* _Set exercise_
Below is a block of records. Copy every line in it that contains the word "xlabel".
### Available data
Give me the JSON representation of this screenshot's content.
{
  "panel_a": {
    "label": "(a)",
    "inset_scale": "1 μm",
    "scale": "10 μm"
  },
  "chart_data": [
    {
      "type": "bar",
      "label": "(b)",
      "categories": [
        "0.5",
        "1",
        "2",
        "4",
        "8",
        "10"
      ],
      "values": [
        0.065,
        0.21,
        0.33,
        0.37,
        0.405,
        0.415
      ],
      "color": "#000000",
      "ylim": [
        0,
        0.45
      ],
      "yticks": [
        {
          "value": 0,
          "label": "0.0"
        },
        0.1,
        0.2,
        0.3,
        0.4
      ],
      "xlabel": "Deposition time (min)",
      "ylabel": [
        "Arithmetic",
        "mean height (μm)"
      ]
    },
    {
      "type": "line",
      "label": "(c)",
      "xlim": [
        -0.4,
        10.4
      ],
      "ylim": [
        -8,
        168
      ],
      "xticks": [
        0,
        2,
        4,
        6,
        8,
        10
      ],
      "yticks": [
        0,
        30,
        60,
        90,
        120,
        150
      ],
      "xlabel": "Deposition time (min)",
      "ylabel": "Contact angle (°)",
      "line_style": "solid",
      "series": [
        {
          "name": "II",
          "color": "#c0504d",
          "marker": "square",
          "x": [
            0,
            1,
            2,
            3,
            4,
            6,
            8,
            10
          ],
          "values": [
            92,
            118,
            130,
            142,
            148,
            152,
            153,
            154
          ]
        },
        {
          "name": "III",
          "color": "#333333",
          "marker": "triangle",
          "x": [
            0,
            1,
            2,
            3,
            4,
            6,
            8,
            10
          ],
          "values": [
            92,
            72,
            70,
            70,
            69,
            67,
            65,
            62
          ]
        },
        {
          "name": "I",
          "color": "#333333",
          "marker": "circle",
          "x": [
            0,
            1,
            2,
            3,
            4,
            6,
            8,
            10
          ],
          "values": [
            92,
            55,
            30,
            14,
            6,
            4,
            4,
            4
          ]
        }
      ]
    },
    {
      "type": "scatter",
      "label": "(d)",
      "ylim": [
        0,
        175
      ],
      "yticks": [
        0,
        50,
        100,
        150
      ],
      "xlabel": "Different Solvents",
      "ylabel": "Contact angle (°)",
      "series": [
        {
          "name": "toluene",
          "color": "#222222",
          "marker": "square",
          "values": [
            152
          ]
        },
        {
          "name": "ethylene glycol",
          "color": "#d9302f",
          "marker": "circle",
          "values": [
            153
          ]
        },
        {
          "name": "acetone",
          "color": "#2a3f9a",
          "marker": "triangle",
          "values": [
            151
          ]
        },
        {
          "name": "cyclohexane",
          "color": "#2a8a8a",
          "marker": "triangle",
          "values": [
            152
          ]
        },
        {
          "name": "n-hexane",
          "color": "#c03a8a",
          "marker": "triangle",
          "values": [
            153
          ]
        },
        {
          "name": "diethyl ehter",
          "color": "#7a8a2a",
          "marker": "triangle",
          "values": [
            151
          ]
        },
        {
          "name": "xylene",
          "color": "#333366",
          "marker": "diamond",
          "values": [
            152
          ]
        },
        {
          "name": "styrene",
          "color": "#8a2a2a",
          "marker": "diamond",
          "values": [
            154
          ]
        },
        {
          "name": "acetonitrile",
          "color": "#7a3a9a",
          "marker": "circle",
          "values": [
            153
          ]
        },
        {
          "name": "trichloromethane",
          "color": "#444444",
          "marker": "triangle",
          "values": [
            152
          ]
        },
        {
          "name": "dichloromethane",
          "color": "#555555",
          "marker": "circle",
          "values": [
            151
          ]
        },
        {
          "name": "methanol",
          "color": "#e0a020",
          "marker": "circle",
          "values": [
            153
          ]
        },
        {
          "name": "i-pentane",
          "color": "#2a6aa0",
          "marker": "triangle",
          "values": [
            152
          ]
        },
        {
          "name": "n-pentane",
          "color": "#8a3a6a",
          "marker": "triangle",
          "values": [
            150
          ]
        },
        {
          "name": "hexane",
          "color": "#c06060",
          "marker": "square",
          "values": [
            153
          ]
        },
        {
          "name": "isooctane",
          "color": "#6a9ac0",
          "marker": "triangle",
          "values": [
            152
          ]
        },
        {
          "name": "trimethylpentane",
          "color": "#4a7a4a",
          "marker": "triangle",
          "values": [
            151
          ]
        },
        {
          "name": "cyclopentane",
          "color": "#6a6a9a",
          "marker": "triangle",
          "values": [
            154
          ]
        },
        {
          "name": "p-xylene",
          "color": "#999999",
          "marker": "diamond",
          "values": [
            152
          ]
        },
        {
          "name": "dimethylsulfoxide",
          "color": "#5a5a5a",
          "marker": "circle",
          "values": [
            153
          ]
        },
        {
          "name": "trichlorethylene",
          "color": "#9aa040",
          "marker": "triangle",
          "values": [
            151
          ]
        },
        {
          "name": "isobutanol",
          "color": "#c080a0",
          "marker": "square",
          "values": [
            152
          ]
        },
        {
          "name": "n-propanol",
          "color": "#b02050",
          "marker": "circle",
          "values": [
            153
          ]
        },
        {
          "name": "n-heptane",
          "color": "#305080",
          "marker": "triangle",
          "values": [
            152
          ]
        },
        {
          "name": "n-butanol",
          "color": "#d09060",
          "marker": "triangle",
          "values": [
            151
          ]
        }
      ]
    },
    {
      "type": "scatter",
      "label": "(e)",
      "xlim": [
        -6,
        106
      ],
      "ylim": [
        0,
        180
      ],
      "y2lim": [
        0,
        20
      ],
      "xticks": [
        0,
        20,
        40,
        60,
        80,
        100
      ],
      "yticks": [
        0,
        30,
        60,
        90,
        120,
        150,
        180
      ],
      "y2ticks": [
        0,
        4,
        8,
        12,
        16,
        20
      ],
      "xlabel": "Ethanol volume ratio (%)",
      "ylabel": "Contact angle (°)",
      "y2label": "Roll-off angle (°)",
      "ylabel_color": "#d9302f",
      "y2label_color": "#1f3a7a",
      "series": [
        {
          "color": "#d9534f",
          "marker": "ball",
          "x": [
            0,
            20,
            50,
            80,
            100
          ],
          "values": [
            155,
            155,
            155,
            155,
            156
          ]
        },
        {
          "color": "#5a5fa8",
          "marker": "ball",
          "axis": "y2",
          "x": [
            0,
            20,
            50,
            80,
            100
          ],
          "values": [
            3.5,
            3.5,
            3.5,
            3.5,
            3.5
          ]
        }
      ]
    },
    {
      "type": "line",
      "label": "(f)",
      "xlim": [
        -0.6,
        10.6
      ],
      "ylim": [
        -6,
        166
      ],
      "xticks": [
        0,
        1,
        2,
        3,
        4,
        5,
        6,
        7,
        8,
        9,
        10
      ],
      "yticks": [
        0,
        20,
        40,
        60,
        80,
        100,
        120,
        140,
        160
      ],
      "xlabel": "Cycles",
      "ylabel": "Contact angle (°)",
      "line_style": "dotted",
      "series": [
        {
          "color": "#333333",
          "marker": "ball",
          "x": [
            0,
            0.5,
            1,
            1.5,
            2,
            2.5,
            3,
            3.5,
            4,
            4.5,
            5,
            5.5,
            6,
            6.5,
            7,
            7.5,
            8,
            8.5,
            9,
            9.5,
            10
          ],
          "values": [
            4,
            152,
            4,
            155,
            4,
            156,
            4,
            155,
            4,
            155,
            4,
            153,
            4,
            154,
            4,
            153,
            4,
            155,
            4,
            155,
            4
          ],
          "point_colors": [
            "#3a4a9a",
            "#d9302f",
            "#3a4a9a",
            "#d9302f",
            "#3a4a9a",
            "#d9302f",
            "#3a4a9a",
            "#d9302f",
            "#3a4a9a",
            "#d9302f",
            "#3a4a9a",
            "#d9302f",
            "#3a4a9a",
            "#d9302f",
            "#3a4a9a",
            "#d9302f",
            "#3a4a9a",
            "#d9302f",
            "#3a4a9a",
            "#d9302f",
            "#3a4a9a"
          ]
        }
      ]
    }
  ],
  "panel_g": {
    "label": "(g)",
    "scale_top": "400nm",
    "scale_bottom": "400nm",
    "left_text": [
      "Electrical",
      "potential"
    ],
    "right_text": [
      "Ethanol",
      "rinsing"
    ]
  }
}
######
* _Expected answer_
      "xlabel": "Deposition time (min)",
      "xlabel": "Deposition time (min)",
      "xlabel": "Different Solvents",
      "xlabel": "Ethanol volume ratio (%)",
      "xlabel": "Cycles",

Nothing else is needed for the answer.